YOUR OBJECTIVE
The records below are to be repeated in full, exactly as they are.

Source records
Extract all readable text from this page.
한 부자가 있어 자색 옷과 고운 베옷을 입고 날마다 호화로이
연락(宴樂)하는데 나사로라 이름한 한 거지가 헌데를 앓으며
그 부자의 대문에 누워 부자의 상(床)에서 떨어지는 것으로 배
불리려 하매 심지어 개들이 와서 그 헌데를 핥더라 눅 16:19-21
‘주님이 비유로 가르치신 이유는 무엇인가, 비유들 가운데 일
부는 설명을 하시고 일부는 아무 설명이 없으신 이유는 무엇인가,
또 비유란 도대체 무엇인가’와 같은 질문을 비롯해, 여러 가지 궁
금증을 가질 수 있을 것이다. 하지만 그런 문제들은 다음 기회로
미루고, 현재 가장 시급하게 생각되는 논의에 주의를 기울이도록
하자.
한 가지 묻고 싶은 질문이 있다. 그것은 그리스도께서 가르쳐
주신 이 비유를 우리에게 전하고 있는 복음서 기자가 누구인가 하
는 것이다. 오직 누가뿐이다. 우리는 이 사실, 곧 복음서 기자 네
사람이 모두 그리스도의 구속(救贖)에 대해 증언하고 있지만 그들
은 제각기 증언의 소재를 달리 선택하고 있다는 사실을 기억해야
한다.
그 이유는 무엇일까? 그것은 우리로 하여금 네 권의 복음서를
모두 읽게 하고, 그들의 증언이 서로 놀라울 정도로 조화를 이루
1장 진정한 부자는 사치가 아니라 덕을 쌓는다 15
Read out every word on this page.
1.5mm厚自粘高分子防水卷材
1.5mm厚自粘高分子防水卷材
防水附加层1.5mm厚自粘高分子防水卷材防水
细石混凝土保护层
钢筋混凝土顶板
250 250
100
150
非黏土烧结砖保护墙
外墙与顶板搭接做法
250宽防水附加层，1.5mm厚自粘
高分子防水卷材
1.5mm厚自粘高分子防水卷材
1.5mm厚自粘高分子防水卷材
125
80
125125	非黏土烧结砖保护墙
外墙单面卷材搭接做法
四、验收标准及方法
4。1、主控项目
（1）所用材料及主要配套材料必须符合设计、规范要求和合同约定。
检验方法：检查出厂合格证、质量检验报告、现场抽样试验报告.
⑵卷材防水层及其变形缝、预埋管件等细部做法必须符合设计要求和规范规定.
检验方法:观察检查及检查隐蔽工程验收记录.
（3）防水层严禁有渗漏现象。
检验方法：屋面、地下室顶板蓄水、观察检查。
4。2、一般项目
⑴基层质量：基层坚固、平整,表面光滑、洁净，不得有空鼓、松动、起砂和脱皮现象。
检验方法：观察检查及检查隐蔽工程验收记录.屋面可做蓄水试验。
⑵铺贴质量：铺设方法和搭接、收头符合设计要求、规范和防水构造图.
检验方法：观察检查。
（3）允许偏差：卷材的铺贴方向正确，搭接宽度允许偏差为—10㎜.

RESULT BELOW
Extract all readable text from this page.
한 부자가 있어 자색 옷과 고운 베옷을 입고 날마다 호화로이
연락(宴樂)하는데 나사로라 이름한 한 거지가 헌데를 앓으며
그 부자의 대문에 누워 부자의 상(床)에서 떨어지는 것으로 배
불리려 하매 심지어 개들이 와서 그 헌데를 핥더라 눅 16:19-21
‘주님이 비유로 가르치신 이유는 무엇인가, 비유들 가운데 일
부는 설명을 하시고 일부는 아무 설명이 없으신 이유는 무엇인가,
또 비유란 도대체 무엇인가’와 같은 질문을 비롯해, 여러 가지 궁
금증을 가질 수 있을 것이다. 하지만 그런 문제들은 다음 기회로
미루고, 현재 가장 시급하게 생각되는 논의에 주의를 기울이도록
하자.
한 가지 묻고 싶은 질문이 있다. 그것은 그리스도께서 가르쳐
주신 이 비유를 우리에게 전하고 있는 복음서 기자가 누구인가 하
는 것이다. 오직 누가뿐이다. 우리는 이 사실, 곧 복음서 기자 네
사람이 모두 그리스도의 구속(救贖)에 대해 증언하고 있지만 그들
은 제각기 증언의 소재를 달리 선택하고 있다는 사실을 기억해야
한다.
그 이유는 무엇일까? 그것은 우리로 하여금 네 권의 복음서를
모두 읽게 하고, 그들의 증언이 서로 놀라울 정도로 조화를 이루
1장 진정한 부자는 사치가 아니라 덕을 쌓는다 15
Read out every word on this page.
1.5mm厚自粘高分子防水卷材
1.5mm厚自粘高分子防水卷材
防水附加层1.5mm厚自粘高分子防水卷材防水
细石混凝土保护层
钢筋混凝土顶板
250 250
100
150
非黏土烧结砖保护墙
外墙与顶板搭接做法
250宽防水附加层，1.5mm厚自粘
高分子防水卷材
1.5mm厚自粘高分子防水卷材
1.5mm厚自粘高分子防水卷材
125
80
125125	非黏土烧结砖保护墙
外墙单面卷材搭接做法
四、验收标准及方法
4。1、主控项目
（1）所用材料及主要配套材料必须符合设计、规范要求和合同约定。
检验方法：检查出厂合格证、质量检验报告、现场抽样试验报告.
⑵卷材防水层及其变形缝、预埋管件等细部做法必须符合设计要求和规范规定.
检验方法:观察检查及检查隐蔽工程验收记录.
（3）防水层严禁有渗漏现象。
检验方法：屋面、地下室顶板蓄水、观察检查。
4。2、一般项目
⑴基层质量：基层坚固、平整,表面光滑、洁净，不得有空鼓、松动、起砂和脱皮现象。
检验方法：观察检查及检查隐蔽工程验收记录.屋面可做蓄水试验。
⑵铺贴质量：铺设方法和搭接、收头符合设计要求、规范和防水构造图.
检验方法：观察检查。
（3）允许偏差：卷材的铺贴方向正确，搭接宽度允许偏差为—10㎜.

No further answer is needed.